Exercise prompt: Tally how many lines of these entries hold the string "ruimte". Return the number alone.
-- Opening Marker --
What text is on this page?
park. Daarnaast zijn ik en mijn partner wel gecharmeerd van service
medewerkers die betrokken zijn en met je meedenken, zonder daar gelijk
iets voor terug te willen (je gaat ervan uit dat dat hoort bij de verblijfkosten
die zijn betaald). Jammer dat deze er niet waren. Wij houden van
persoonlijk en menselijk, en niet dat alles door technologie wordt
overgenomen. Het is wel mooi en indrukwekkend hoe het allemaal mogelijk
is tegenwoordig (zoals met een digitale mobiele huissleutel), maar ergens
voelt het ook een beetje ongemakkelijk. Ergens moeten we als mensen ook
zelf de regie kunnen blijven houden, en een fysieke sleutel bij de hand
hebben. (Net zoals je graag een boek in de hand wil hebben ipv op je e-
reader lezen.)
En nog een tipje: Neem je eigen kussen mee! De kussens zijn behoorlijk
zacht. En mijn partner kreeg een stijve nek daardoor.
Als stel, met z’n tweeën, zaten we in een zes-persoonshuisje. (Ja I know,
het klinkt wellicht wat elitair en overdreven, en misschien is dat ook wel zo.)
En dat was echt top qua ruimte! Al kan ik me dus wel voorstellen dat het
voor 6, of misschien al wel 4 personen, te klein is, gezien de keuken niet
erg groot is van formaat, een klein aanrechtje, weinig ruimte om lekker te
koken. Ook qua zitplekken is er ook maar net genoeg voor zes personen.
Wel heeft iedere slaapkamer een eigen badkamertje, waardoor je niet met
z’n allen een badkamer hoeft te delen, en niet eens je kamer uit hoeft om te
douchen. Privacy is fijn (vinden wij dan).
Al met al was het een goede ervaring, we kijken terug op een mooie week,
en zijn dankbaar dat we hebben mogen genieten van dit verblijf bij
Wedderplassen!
-- Closing Marker --
-- Opening Marker --
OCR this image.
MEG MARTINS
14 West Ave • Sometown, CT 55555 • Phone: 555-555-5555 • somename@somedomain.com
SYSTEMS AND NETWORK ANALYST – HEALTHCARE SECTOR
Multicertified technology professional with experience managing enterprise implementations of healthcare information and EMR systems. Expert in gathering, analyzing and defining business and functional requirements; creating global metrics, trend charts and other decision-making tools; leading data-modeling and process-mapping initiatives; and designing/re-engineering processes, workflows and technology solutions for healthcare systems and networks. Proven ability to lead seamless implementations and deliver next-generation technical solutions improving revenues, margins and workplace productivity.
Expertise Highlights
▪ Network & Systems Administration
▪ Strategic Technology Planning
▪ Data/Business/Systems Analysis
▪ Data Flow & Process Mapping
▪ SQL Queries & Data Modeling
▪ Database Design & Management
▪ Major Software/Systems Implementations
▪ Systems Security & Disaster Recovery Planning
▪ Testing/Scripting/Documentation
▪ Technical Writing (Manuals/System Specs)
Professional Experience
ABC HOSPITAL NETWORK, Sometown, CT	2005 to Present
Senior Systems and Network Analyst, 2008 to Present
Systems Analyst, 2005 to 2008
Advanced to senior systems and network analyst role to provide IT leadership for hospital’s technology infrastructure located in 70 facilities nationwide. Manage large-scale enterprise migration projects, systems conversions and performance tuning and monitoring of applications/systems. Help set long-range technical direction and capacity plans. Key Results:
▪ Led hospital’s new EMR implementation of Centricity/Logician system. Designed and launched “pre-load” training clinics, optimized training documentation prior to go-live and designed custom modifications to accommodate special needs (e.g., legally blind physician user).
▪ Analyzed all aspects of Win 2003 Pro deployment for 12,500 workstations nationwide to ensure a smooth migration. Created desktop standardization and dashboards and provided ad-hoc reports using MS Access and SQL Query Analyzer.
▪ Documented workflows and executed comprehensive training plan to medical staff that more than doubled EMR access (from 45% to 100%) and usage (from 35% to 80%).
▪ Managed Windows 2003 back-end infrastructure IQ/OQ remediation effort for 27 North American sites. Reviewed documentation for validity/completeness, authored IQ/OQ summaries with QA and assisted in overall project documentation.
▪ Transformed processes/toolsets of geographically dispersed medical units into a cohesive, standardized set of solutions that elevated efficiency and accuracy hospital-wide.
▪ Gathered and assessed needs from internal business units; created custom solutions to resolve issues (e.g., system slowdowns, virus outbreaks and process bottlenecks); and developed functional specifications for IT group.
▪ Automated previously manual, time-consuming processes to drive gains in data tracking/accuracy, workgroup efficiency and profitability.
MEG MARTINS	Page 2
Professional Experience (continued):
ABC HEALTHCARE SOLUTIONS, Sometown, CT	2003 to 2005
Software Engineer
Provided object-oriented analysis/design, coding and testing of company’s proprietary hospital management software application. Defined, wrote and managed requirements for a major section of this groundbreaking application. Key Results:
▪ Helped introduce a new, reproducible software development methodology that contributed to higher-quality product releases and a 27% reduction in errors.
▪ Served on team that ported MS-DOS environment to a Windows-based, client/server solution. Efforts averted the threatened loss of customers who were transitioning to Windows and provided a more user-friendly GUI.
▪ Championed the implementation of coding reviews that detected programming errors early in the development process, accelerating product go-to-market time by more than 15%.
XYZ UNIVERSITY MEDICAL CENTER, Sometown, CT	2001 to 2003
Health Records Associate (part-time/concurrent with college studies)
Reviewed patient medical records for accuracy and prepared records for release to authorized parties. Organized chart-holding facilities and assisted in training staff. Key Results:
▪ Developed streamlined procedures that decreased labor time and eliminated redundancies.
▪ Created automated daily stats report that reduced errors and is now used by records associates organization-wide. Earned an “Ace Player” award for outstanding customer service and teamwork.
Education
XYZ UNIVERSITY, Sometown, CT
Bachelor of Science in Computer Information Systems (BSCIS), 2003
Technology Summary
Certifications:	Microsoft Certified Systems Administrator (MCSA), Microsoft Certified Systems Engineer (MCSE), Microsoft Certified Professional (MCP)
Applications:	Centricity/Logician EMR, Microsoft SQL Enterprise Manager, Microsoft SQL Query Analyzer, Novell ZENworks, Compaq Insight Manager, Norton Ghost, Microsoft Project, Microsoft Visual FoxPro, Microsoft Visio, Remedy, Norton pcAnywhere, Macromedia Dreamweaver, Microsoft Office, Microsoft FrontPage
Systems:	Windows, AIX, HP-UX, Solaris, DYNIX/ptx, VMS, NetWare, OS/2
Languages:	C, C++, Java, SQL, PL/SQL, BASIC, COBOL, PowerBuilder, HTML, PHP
-- Closing Marker --
Result for this exercise: 2